==== Provided passage
9. Finally, is an update in the works for the book you edited, The Torture Papers: The Road to Abu Ghraib, now that the Department of Justice is releasing so many of the memos?
Good question. What I'd really like to compile is something called The Un-Torture Papers: The Road Back from Abu Ghraib--the way in which the Obama administration is trying to roll back point by point the memos and subsequent policies that led to the absence of law in matters of detention and interrogation. Nearly daily now, we have news of new policies being considered at Guantanamo, at Bagram and within the executive which are attempting to restore a sense of judiciousness and practicality to the matter of detention in the war on terror.
========
==== Dataset entries
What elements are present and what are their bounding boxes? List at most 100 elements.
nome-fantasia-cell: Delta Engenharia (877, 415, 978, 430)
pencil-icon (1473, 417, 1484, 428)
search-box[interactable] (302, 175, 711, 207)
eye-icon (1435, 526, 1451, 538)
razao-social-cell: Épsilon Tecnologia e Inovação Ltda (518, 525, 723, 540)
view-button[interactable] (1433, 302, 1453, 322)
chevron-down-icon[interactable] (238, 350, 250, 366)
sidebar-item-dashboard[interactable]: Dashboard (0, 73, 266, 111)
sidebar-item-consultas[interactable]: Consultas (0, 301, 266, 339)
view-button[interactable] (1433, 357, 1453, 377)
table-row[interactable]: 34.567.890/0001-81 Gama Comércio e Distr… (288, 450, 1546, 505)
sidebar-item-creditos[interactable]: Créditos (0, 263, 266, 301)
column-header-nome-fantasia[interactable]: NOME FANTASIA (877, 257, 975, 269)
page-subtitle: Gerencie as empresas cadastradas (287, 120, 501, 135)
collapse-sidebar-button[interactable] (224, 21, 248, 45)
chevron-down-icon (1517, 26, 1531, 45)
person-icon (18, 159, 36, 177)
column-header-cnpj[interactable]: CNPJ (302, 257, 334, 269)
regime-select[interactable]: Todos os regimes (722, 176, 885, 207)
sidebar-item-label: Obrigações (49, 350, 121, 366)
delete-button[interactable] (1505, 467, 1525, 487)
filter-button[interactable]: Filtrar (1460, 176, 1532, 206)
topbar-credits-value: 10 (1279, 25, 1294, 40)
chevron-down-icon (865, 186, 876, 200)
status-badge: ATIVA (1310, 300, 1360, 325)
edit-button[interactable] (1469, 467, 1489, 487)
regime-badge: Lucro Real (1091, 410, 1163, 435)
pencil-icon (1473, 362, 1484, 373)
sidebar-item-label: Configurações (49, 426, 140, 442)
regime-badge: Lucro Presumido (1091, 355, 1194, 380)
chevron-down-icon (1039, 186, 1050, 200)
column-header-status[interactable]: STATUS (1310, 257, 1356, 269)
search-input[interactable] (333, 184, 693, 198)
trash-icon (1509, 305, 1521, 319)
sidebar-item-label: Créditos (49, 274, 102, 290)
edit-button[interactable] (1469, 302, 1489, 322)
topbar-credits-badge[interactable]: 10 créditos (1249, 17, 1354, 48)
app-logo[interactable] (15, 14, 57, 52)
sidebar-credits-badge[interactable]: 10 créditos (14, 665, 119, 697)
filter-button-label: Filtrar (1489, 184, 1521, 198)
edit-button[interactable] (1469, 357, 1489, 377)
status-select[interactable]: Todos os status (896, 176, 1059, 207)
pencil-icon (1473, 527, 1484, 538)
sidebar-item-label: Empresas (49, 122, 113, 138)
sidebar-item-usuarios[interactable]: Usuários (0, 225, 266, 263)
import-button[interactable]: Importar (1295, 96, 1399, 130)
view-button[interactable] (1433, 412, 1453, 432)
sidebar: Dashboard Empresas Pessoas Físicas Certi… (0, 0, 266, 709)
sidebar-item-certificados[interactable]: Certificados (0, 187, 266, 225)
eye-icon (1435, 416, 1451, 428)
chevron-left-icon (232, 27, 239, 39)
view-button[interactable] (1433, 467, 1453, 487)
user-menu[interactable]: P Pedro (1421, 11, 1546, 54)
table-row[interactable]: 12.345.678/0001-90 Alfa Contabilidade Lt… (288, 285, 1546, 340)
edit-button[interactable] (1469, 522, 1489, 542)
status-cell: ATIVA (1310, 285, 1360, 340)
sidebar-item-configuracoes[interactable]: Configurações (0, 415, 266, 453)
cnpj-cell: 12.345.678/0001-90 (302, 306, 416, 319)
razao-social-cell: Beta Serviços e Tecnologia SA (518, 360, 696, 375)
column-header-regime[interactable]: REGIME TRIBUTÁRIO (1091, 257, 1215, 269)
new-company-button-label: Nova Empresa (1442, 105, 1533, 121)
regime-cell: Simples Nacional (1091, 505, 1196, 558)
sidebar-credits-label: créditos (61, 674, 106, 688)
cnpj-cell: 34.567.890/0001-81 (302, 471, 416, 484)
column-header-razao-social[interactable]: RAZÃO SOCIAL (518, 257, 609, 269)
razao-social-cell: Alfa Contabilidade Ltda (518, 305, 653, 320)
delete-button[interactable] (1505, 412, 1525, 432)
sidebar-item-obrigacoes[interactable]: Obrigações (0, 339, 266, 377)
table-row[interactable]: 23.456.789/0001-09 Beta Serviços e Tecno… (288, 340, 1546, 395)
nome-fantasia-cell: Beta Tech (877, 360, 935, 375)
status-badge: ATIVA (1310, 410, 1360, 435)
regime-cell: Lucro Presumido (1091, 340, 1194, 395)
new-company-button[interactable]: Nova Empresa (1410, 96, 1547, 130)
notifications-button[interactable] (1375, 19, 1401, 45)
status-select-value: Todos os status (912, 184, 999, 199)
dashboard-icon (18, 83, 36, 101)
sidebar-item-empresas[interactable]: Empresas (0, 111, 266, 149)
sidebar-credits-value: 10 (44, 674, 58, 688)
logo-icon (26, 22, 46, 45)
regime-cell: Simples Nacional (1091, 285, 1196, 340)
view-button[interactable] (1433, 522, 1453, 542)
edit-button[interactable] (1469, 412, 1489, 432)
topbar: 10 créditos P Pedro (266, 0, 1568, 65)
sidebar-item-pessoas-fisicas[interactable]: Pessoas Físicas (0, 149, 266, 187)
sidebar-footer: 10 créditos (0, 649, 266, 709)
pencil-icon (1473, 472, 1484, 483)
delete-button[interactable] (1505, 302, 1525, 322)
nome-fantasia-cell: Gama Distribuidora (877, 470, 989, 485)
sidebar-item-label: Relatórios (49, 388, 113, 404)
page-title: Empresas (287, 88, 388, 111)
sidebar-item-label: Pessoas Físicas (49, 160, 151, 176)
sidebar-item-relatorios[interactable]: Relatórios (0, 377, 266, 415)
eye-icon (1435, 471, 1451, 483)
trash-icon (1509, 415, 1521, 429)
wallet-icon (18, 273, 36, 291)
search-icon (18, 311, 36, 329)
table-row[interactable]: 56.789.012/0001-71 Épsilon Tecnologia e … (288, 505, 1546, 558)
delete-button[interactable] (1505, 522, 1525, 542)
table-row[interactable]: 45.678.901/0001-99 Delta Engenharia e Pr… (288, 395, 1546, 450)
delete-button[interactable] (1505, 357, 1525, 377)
========
> Work request 1: In the interview excerpt about The Torture Papers, what title does the respondent say they would really like to compile?
> Work request 2: Extend the interview excerpt about The Torture Papers past its final sentence with the next part of the response.

> Task answer 1: The Un-Torture Papers: The Road Back from Abu Ghraib.

> Task answer 2:
My biggest concern is that what administration lawyers and policy makers will decide--or have already decided--is that we can't return to the pre-Bush days, that we have to cede some ground to the their assertion that the war on terror requires new categories. From my point of view, the only thing that puts us in a position of requiring new categories is the fact that the prior administration changed the rules and thereby changed the game as we know it. Rather than contort and twist ourselves to accommodate those mistakes, my hope is that this administration will be willing to reject (and revoke where possible) the pathway we have set ourselves on, and exercise wisdom in addition to practicality.